>> Start
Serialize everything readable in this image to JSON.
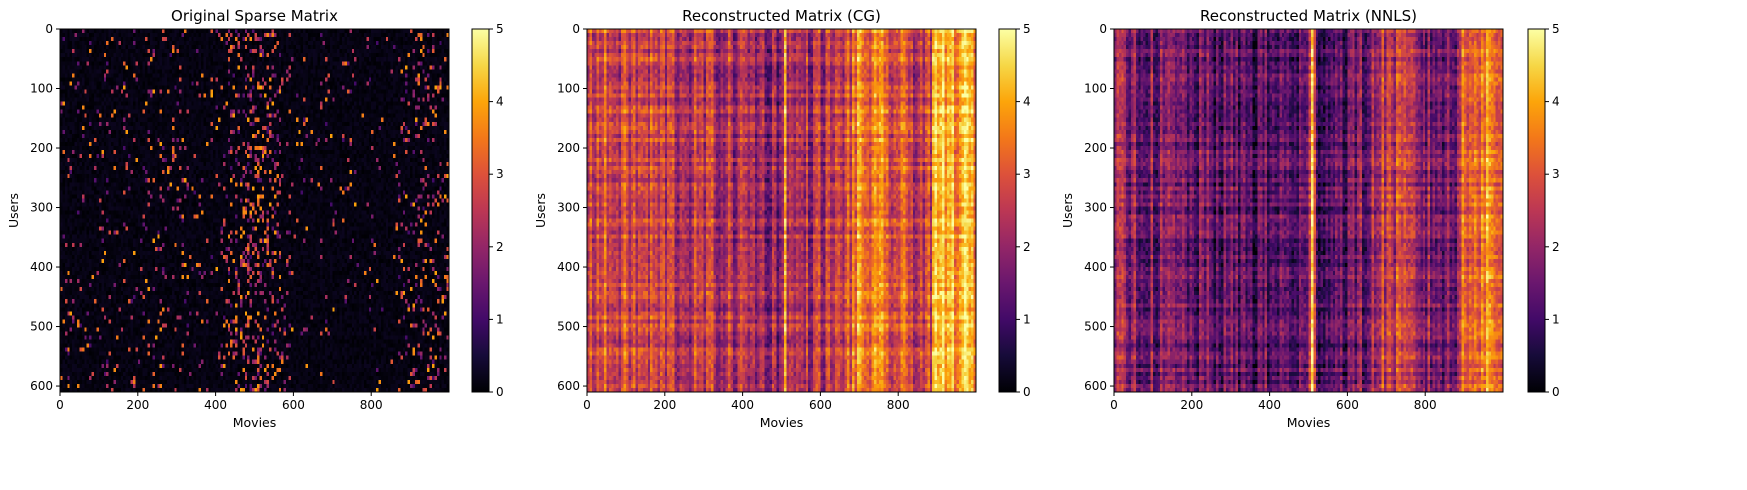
{
  "chart_data": [
    {
      "type": "heatmap",
      "title": "Original Sparse Matrix",
      "xlabel": "Movies",
      "ylabel": "Users",
      "xlim": [
        0,
        1000
      ],
      "ylim": [
        610,
        0
      ],
      "x_ticks": [
        "0",
        "200",
        "400",
        "600",
        "800"
      ],
      "y_ticks": [
        "0",
        "100",
        "200",
        "300",
        "400",
        "500",
        "600"
      ],
      "colorbar": {
        "min": 0,
        "max": 5,
        "ticks": [
          "0",
          "1",
          "2",
          "3",
          "4",
          "5"
        ],
        "colormap": "inferno"
      },
      "pattern": "sparse",
      "column_mean": [
        [
          0,
          0.2
        ],
        [
          100,
          0.25
        ],
        [
          200,
          0.3
        ],
        [
          300,
          0.35
        ],
        [
          400,
          0.2
        ],
        [
          500,
          1.6
        ],
        [
          600,
          0.2
        ],
        [
          700,
          0.15
        ],
        [
          850,
          0.1
        ],
        [
          900,
          0.8
        ],
        [
          1000,
          0.7
        ]
      ]
    },
    {
      "type": "heatmap",
      "title": "Reconstructed Matrix (CG)",
      "xlabel": "Movies",
      "ylabel": "Users",
      "xlim": [
        0,
        1000
      ],
      "ylim": [
        610,
        0
      ],
      "x_ticks": [
        "0",
        "200",
        "400",
        "600",
        "800"
      ],
      "y_ticks": [
        "0",
        "100",
        "200",
        "300",
        "400",
        "500",
        "600"
      ],
      "colorbar": {
        "min": 0,
        "max": 5,
        "ticks": [
          "0",
          "1",
          "2",
          "3",
          "4",
          "5"
        ],
        "colormap": "inferno"
      },
      "pattern": "dense",
      "column_mean": [
        [
          0,
          2.9
        ],
        [
          200,
          2.6
        ],
        [
          400,
          2.3
        ],
        [
          500,
          2.0
        ],
        [
          510,
          4.0
        ],
        [
          520,
          2.2
        ],
        [
          650,
          2.5
        ],
        [
          700,
          3.6
        ],
        [
          800,
          2.9
        ],
        [
          880,
          2.6
        ],
        [
          900,
          4.1
        ],
        [
          1000,
          4.0
        ]
      ]
    },
    {
      "type": "heatmap",
      "title": "Reconstructed Matrix (NNLS)",
      "xlabel": "Movies",
      "ylabel": "Users",
      "xlim": [
        0,
        1000
      ],
      "ylim": [
        610,
        0
      ],
      "x_ticks": [
        "0",
        "200",
        "400",
        "600",
        "800"
      ],
      "y_ticks": [
        "0",
        "100",
        "200",
        "300",
        "400",
        "500",
        "600"
      ],
      "colorbar": {
        "min": 0,
        "max": 5,
        "ticks": [
          "0",
          "1",
          "2",
          "3",
          "4",
          "5"
        ],
        "colormap": "inferno"
      },
      "pattern": "dense",
      "column_mean": [
        [
          0,
          1.9
        ],
        [
          200,
          1.4
        ],
        [
          400,
          1.2
        ],
        [
          500,
          1.3
        ],
        [
          510,
          4.2
        ],
        [
          520,
          1.3
        ],
        [
          650,
          1.6
        ],
        [
          700,
          2.7
        ],
        [
          800,
          1.8
        ],
        [
          880,
          1.5
        ],
        [
          900,
          3.6
        ],
        [
          1000,
          3.4
        ]
      ]
    }
  ]
}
>> End
Reproduce every record word for word. The copy must contain no pictures.

Serialize everything readable in this image to JSON.
{
  "chart_data": [
    {
      "type": "heatmap",
      "title": "Original Sparse Matrix",
      "xlabel": "Movies",
      "ylabel": "Users",
      "xlim": [
        0,
        1000
      ],
      "ylim": [
        610,
        0
      ],
      "x_ticks": [
        "0",
        "200",
        "400",
        "600",
        "800"
      ],
      "y_ticks": [
        "0",
        "100",
        "200",
        "300",
        "400",
        "500",
        "600"
      ],
      "colorbar": {
        "min": 0,
        "max": 5,
        "ticks": [
          "0",
          "1",
          "2",
          "3",
          "4",
          "5"
        ],
        "colormap": "inferno"
      },
      "pattern": "sparse",
      "column_mean": [
        [
          0,
          0.2
        ],
        [
          100,
          0.25
        ],
        [
          200,
          0.3
        ],
        [
          300,
          0.35
        ],
        [
          400,
          0.2
        ],
        [
          500,
          1.6
        ],
        [
          600,
          0.2
        ],
        [
          700,
          0.15
        ],
        [
          850,
          0.1
        ],
        [
          900,
          0.8
        ],
        [
          1000,
          0.7
        ]
      ]
    },
    {
      "type": "heatmap",
      "title": "Reconstructed Matrix (CG)",
      "xlabel": "Movies",
      "ylabel": "Users",
      "xlim": [
        0,
        1000
      ],
      "ylim": [
        610,
        0
      ],
      "x_ticks": [
        "0",
        "200",
        "400",
        "600",
        "800"
      ],
      "y_ticks": [
        "0",
        "100",
        "200",
        "300",
        "400",
        "500",
        "600"
      ],
      "colorbar": {
        "min": 0,
        "max": 5,
        "ticks": [
          "0",
          "1",
          "2",
          "3",
          "4",
          "5"
        ],
        "colormap": "inferno"
      },
      "pattern": "dense",
      "column_mean": [
        [
          0,
          2.9
        ],
        [
          200,
          2.6
        ],
        [
          400,
          2.3
        ],
        [
          500,
          2.0
        ],
        [
          510,
          4.0
        ],
        [
          520,
          2.2
        ],
        [
          650,
          2.5
        ],
        [
          700,
          3.6
        ],
        [
          800,
          2.9
        ],
        [
          880,
          2.6
        ],
        [
          900,
          4.1
        ],
        [
          1000,
          4.0
        ]
      ]
    },
    {
      "type": "heatmap",
      "title": "Reconstructed Matrix (NNLS)",
      "xlabel": "Movies",
      "ylabel": "Users",
      "xlim": [
        0,
        1000
      ],
      "ylim": [
        610,
        0
      ],
      "x_ticks": [
        "0",
        "200",
        "400",
        "600",
        "800"
      ],
      "y_ticks": [
        "0",
        "100",
        "200",
        "300",
        "400",
        "500",
        "600"
      ],
      "colorbar": {
        "min": 0,
        "max": 5,
        "ticks": [
          "0",
          "1",
          "2",
          "3",
          "4",
          "5"
        ],
        "colormap": "inferno"
      },
      "pattern": "dense",
      "column_mean": [
        [
          0,
          1.9
        ],
        [
          200,
          1.4
        ],
        [
          400,
          1.2
        ],
        [
          500,
          1.3
        ],
        [
          510,
          4.2
        ],
        [
          520,
          1.3
        ],
        [
          650,
          1.6
        ],
        [
          700,
          2.7
        ],
        [
          800,
          1.8
        ],
        [
          880,
          1.5
        ],
        [
          900,
          3.6
        ],
        [
          1000,
          3.4
        ]
      ]
    }
  ]
}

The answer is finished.